* Task data

■ ■ ■ ■ ■ ■ ■

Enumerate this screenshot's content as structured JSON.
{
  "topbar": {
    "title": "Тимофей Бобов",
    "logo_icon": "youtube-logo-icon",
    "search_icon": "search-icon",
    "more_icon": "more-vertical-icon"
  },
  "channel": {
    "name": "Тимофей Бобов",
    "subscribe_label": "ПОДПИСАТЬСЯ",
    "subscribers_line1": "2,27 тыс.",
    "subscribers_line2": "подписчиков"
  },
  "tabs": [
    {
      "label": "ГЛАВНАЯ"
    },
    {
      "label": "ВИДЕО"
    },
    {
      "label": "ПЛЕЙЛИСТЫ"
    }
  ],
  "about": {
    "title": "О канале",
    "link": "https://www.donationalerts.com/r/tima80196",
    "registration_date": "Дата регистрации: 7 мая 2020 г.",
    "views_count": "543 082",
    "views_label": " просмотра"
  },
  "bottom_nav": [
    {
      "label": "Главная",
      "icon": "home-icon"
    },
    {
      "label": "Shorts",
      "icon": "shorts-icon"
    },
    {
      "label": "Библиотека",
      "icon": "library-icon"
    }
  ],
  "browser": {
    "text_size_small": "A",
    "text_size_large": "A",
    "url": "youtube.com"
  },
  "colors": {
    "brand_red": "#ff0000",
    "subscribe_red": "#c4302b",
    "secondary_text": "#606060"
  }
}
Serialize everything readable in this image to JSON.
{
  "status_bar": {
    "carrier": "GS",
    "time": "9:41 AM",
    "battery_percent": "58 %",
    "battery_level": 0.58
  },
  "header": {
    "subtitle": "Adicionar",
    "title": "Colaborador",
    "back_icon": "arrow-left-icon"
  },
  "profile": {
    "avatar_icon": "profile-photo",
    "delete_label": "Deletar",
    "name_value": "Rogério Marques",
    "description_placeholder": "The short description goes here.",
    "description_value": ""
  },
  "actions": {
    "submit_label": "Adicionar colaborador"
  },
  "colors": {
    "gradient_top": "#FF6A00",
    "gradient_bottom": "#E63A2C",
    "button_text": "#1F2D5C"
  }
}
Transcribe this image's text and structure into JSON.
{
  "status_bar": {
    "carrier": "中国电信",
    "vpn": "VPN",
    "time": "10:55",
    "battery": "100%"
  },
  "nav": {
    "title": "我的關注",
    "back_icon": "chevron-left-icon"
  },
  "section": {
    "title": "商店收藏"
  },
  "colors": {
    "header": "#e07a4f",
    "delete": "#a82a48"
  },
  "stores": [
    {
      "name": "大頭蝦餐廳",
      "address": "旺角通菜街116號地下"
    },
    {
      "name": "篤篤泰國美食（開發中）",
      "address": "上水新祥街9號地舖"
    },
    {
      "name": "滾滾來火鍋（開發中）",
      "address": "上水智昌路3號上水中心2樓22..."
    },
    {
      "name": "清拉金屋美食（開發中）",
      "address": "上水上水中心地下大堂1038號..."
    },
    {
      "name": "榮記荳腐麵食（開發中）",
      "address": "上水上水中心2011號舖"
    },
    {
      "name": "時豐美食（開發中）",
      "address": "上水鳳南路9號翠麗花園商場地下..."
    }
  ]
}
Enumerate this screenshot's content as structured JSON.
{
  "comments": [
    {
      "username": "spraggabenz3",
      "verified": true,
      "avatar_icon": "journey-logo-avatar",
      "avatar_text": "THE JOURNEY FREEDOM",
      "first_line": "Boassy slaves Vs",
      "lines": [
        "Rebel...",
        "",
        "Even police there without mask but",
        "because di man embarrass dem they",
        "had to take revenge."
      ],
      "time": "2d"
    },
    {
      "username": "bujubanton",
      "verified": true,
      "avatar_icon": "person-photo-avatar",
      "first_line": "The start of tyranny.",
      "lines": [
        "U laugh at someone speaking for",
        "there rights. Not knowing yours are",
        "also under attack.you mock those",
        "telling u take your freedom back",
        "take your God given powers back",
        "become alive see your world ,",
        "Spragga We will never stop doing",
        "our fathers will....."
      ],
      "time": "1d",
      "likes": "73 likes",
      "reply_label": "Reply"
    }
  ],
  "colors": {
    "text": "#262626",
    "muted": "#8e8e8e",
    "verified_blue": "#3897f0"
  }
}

■ ■ ■ ■ ■ ■ ■

* What you should do
Give back the whole listing exactly as it reads.

* Answer to the task
Enumerate this screenshot's content as structured JSON.
{
  "topbar": {
    "title": "Тимофей Бобов",
    "logo_icon": "youtube-logo-icon",
    "search_icon": "search-icon",
    "more_icon": "more-vertical-icon"
  },
  "channel": {
    "name": "Тимофей Бобов",
    "subscribe_label": "ПОДПИСАТЬСЯ",
    "subscribers_line1": "2,27 тыс.",
    "subscribers_line2": "подписчиков"
  },
  "tabs": [
    {
      "label": "ГЛАВНАЯ"
    },
    {
      "label": "ВИДЕО"
    },
    {
      "label": "ПЛЕЙЛИСТЫ"
    }
  ],
  "about": {
    "title": "О канале",
    "link": "https://www.donationalerts.com/r/tima80196",
    "registration_date": "Дата регистрации: 7 мая 2020 г.",
    "views_count": "543 082",
    "views_label": " просмотра"
  },
  "bottom_nav": [
    {
      "label": "Главная",
      "icon": "home-icon"
    },
    {
      "label": "Shorts",
      "icon": "shorts-icon"
    },
    {
      "label": "Библиотека",
      "icon": "library-icon"
    }
  ],
  "browser": {
    "text_size_small": "A",
    "text_size_large": "A",
    "url": "youtube.com"
  },
  "colors": {
    "brand_red": "#ff0000",
    "subscribe_red": "#c4302b",
    "secondary_text": "#606060"
  }
}
Serialize everything readable in this image to JSON.
{
  "status_bar": {
    "carrier": "GS",
    "time": "9:41 AM",
    "battery_percent": "58 %",
    "battery_level": 0.58
  },
  "header": {
    "subtitle": "Adicionar",
    "title": "Colaborador",
    "back_icon": "arrow-left-icon"
  },
  "profile": {
    "avatar_icon": "profile-photo",
    "delete_label": "Deletar",
    "name_value": "Rogério Marques",
    "description_placeholder": "The short description goes here.",
    "description_value": ""
  },
  "actions": {
    "submit_label": "Adicionar colaborador"
  },
  "colors": {
    "gradient_top": "#FF6A00",
    "gradient_bottom": "#E63A2C",
    "button_text": "#1F2D5C"
  }
}
Transcribe this image's text and structure into JSON.
{
  "status_bar": {
    "carrier": "中国电信",
    "vpn": "VPN",
    "time": "10:55",
    "battery": "100%"
  },
  "nav": {
    "title": "我的關注",
    "back_icon": "chevron-left-icon"
  },
  "section": {
    "title": "商店收藏"
  },
  "colors": {
    "header": "#e07a4f",
    "delete": "#a82a48"
  },
  "stores": [
    {
      "name": "大頭蝦餐廳",
      "address": "旺角通菜街116號地下"
    },
    {
      "name": "篤篤泰國美食（開發中）",
      "address": "上水新祥街9號地舖"
    },
    {
      "name": "滾滾來火鍋（開發中）",
      "address": "上水智昌路3號上水中心2樓22..."
    },
    {
      "name": "清拉金屋美食（開發中）",
      "address": "上水上水中心地下大堂1038號..."
    },
    {
      "name": "榮記荳腐麵食（開發中）",
      "address": "上水上水中心2011號舖"
    },
    {
      "name": "時豐美食（開發中）",
      "address": "上水鳳南路9號翠麗花園商場地下..."
    }
  ]
}
Enumerate this screenshot's content as structured JSON.
{
  "comments": [
    {
      "username": "spraggabenz3",
      "verified": true,
      "avatar_icon": "journey-logo-avatar",
      "avatar_text": "THE JOURNEY FREEDOM",
      "first_line": "Boassy slaves Vs",
      "lines": [
        "Rebel...",
        "",
        "Even police there without mask but",
        "because di man embarrass dem they",
        "had to take revenge."
      ],
      "time": "2d"
    },
    {
      "username": "bujubanton",
      "verified": true,
      "avatar_icon": "person-photo-avatar",
      "first_line": "The start of tyranny.",
      "lines": [
        "U laugh at someone speaking for",
        "there rights. Not knowing yours are",
        "also under attack.you mock those",
        "telling u take your freedom back",
        "take your God given powers back",
        "become alive see your world ,",
        "Spragga We will never stop doing",
        "our fathers will....."
      ],
      "time": "1d",
      "likes": "73 likes",
      "reply_label": "Reply"
    }
  ],
  "colors": {
    "text": "#262626",
    "muted": "#8e8e8e",
    "verified_blue": "#3897f0"
  }
}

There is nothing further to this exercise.